**Aim:**
Could you output each line of the data that follows exactly?

******************************

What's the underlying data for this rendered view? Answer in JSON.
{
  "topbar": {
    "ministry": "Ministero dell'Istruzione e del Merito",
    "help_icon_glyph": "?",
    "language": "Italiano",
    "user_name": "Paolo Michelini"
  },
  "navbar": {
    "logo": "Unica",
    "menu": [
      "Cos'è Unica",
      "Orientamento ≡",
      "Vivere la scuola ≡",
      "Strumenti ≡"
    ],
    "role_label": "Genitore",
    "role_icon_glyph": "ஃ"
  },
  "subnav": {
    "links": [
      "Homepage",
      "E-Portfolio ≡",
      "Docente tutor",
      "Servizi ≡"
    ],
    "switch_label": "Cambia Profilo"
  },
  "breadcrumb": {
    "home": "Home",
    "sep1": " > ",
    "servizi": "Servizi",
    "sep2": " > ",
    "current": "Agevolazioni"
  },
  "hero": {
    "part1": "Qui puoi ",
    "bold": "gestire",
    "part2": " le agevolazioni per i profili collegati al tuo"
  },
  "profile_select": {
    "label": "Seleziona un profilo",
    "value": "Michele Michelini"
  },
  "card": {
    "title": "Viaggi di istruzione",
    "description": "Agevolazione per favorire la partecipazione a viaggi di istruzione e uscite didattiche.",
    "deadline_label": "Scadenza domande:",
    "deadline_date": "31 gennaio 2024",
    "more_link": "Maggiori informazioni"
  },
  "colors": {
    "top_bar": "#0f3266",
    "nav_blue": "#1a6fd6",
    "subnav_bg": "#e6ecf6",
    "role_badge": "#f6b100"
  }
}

******************************

**Answer to the problem:**
What's the underlying data for this rendered view? Answer in JSON.
{
  "topbar": {
    "ministry": "Ministero dell'Istruzione e del Merito",
    "help_icon_glyph": "?",
    "language": "Italiano",
    "user_name": "Paolo Michelini"
  },
  "navbar": {
    "logo": "Unica",
    "menu": [
      "Cos'è Unica",
      "Orientamento ≡",
      "Vivere la scuola ≡",
      "Strumenti ≡"
    ],
    "role_label": "Genitore",
    "role_icon_glyph": "ஃ"
  },
  "subnav": {
    "links": [
      "Homepage",
      "E-Portfolio ≡",
      "Docente tutor",
      "Servizi ≡"
    ],
    "switch_label": "Cambia Profilo"
  },
  "breadcrumb": {
    "home": "Home",
    "sep1": " > ",
    "servizi": "Servizi",
    "sep2": " > ",
    "current": "Agevolazioni"
  },
  "hero": {
    "part1": "Qui puoi ",
    "bold": "gestire",
    "part2": " le agevolazioni per i profili collegati al tuo"
  },
  "profile_select": {
    "label": "Seleziona un profilo",
    "value": "Michele Michelini"
  },
  "card": {
    "title": "Viaggi di istruzione",
    "description": "Agevolazione per favorire la partecipazione a viaggi di istruzione e uscite didattiche.",
    "deadline_label": "Scadenza domande:",
    "deadline_date": "31 gennaio 2024",
    "more_link": "Maggiori informazioni"
  },
  "colors": {
    "top_bar": "#0f3266",
    "nav_blue": "#1a6fd6",
    "subnav_bg": "#e6ecf6",
    "role_badge": "#f6b100"
  }
}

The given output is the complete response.